**OBJECTIVE**. What do the lines say from the one containing "OCR this image." to the end of the records? Restate them word for word, and only those.

Data entries:

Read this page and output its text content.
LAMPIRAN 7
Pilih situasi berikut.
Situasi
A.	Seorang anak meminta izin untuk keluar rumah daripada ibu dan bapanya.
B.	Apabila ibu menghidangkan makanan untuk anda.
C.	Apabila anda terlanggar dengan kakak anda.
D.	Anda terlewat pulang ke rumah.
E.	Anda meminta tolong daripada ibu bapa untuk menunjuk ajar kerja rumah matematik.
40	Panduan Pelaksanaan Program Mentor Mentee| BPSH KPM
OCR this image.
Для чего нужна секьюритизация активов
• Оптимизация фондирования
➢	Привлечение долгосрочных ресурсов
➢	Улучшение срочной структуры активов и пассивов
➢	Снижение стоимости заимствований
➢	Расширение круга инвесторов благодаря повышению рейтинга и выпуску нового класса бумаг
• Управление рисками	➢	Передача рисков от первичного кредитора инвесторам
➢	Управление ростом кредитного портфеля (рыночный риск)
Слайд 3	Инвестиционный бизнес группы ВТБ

**SOLUTION TO THIS EXERCISE**.
OCR this image.
Для чего нужна секьюритизация активов
• Оптимизация фондирования
➢	Привлечение долгосрочных ресурсов
➢	Улучшение срочной структуры активов и пассивов
➢	Снижение стоимости заимствований
➢	Расширение круга инвесторов благодаря повышению рейтинга и выпуску нового класса бумаг
• Управление рисками	➢	Передача рисков от первичного кредитора инвесторам
➢	Управление ростом кредитного портфеля (рыночный риск)
Слайд 3	Инвестиционный бизнес группы ВТБ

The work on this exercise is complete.